Materials provided:
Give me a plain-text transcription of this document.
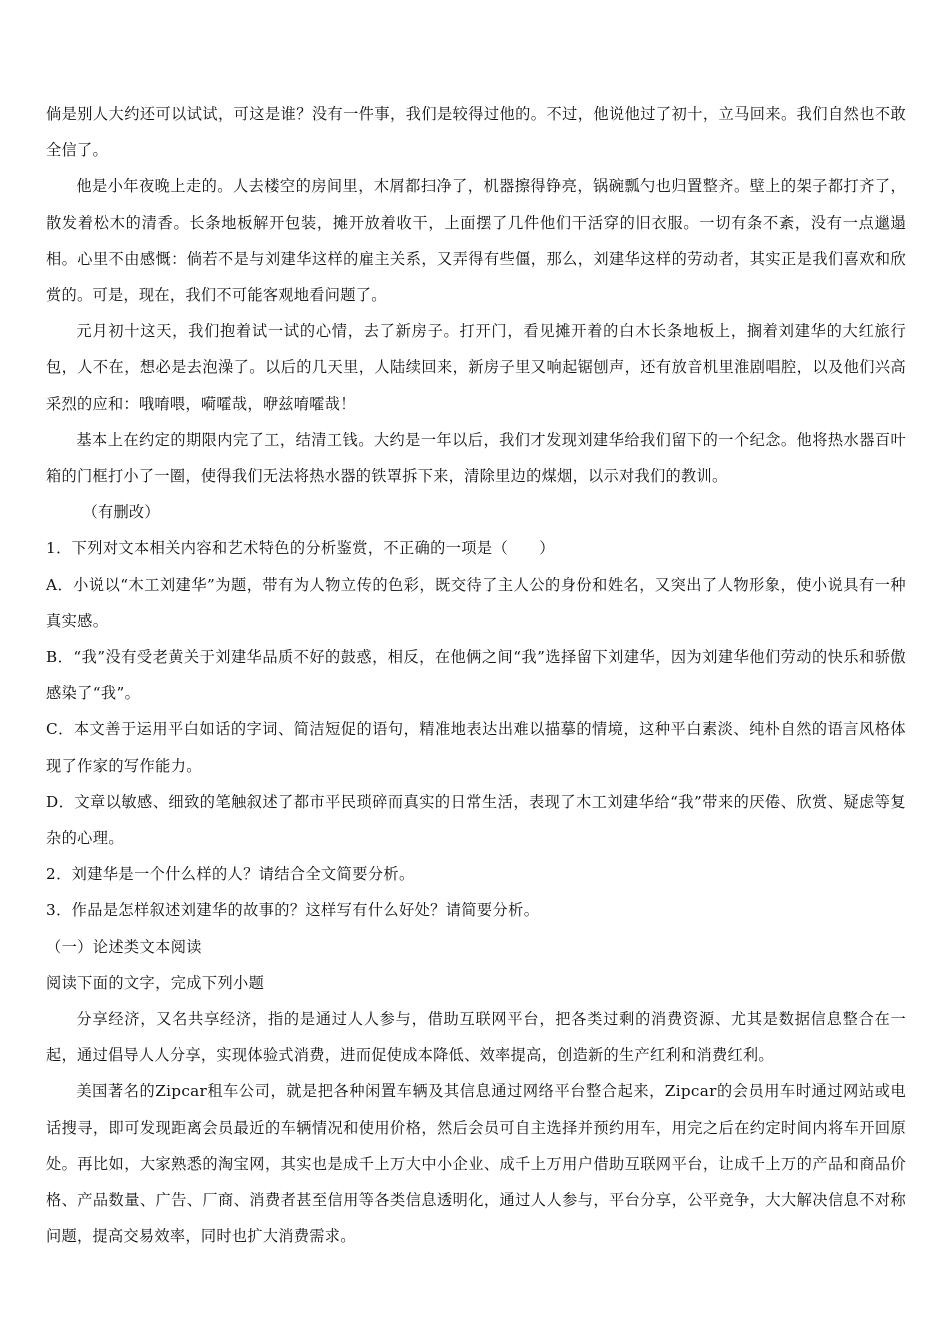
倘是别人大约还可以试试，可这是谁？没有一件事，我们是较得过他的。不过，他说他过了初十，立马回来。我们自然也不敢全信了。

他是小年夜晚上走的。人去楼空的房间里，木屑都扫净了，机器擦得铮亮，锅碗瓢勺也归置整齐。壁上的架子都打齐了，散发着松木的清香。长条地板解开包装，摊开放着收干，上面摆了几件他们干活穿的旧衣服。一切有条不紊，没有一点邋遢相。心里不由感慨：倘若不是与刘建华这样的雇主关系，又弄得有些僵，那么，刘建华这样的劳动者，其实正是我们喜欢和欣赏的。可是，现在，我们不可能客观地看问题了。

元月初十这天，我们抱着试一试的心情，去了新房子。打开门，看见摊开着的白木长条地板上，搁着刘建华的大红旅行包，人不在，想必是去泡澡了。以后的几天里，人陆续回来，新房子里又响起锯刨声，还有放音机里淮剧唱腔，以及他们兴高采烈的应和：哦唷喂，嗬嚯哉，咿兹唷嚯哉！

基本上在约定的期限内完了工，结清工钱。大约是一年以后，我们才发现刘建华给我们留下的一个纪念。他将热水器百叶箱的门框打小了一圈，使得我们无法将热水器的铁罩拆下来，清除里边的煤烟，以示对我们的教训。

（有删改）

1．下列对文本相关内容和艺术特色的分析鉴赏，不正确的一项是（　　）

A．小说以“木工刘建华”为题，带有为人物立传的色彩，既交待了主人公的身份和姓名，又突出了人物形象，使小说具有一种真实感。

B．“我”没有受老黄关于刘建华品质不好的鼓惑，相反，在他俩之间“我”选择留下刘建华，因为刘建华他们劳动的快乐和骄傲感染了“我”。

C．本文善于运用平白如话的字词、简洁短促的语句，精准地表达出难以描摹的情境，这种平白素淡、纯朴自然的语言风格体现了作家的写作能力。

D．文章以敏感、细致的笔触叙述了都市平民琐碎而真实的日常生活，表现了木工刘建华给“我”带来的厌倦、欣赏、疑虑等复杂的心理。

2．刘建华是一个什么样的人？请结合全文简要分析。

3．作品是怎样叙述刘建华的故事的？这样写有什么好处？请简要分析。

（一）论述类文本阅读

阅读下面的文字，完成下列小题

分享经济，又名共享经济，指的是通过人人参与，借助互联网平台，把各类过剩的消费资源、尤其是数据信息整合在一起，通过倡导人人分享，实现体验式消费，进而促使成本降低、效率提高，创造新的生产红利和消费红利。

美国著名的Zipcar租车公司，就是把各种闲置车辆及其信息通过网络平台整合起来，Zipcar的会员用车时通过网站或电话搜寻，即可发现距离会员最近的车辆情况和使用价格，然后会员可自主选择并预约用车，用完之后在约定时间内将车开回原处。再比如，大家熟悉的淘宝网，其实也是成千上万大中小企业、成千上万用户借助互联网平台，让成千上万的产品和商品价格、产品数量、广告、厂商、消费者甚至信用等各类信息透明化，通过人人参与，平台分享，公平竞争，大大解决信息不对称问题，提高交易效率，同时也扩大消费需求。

Requirements:
All of the entries above should be copied exactly, except for the pictures.

Answer for this exercise:
Give me a plain-text transcription of this document.
倘是别人大约还可以试试，可这是谁？没有一件事，我们是较得过他的。不过，他说他过了初十，立马回来。我们自然也不敢全信了。

他是小年夜晚上走的。人去楼空的房间里，木屑都扫净了，机器擦得铮亮，锅碗瓢勺也归置整齐。壁上的架子都打齐了，散发着松木的清香。长条地板解开包装，摊开放着收干，上面摆了几件他们干活穿的旧衣服。一切有条不紊，没有一点邋遢相。心里不由感慨：倘若不是与刘建华这样的雇主关系，又弄得有些僵，那么，刘建华这样的劳动者，其实正是我们喜欢和欣赏的。可是，现在，我们不可能客观地看问题了。

元月初十这天，我们抱着试一试的心情，去了新房子。打开门，看见摊开着的白木长条地板上，搁着刘建华的大红旅行包，人不在，想必是去泡澡了。以后的几天里，人陆续回来，新房子里又响起锯刨声，还有放音机里淮剧唱腔，以及他们兴高采烈的应和：哦唷喂，嗬嚯哉，咿兹唷嚯哉！

基本上在约定的期限内完了工，结清工钱。大约是一年以后，我们才发现刘建华给我们留下的一个纪念。他将热水器百叶箱的门框打小了一圈，使得我们无法将热水器的铁罩拆下来，清除里边的煤烟，以示对我们的教训。

（有删改）

1．下列对文本相关内容和艺术特色的分析鉴赏，不正确的一项是（　　）

A．小说以“木工刘建华”为题，带有为人物立传的色彩，既交待了主人公的身份和姓名，又突出了人物形象，使小说具有一种真实感。

B．“我”没有受老黄关于刘建华品质不好的鼓惑，相反，在他俩之间“我”选择留下刘建华，因为刘建华他们劳动的快乐和骄傲感染了“我”。

C．本文善于运用平白如话的字词、简洁短促的语句，精准地表达出难以描摹的情境，这种平白素淡、纯朴自然的语言风格体现了作家的写作能力。

D．文章以敏感、细致的笔触叙述了都市平民琐碎而真实的日常生活，表现了木工刘建华给“我”带来的厌倦、欣赏、疑虑等复杂的心理。

2．刘建华是一个什么样的人？请结合全文简要分析。

3．作品是怎样叙述刘建华的故事的？这样写有什么好处？请简要分析。

（一）论述类文本阅读

阅读下面的文字，完成下列小题

分享经济，又名共享经济，指的是通过人人参与，借助互联网平台，把各类过剩的消费资源、尤其是数据信息整合在一起，通过倡导人人分享，实现体验式消费，进而促使成本降低、效率提高，创造新的生产红利和消费红利。

美国著名的Zipcar租车公司，就是把各种闲置车辆及其信息通过网络平台整合起来，Zipcar的会员用车时通过网站或电话搜寻，即可发现距离会员最近的车辆情况和使用价格，然后会员可自主选择并预约用车，用完之后在约定时间内将车开回原处。再比如，大家熟悉的淘宝网，其实也是成千上万大中小企业、成千上万用户借助互联网平台，让成千上万的产品和商品价格、产品数量、广告、厂商、消费者甚至信用等各类信息透明化，通过人人参与，平台分享，公平竞争，大大解决信息不对称问题，提高交易效率，同时也扩大消费需求。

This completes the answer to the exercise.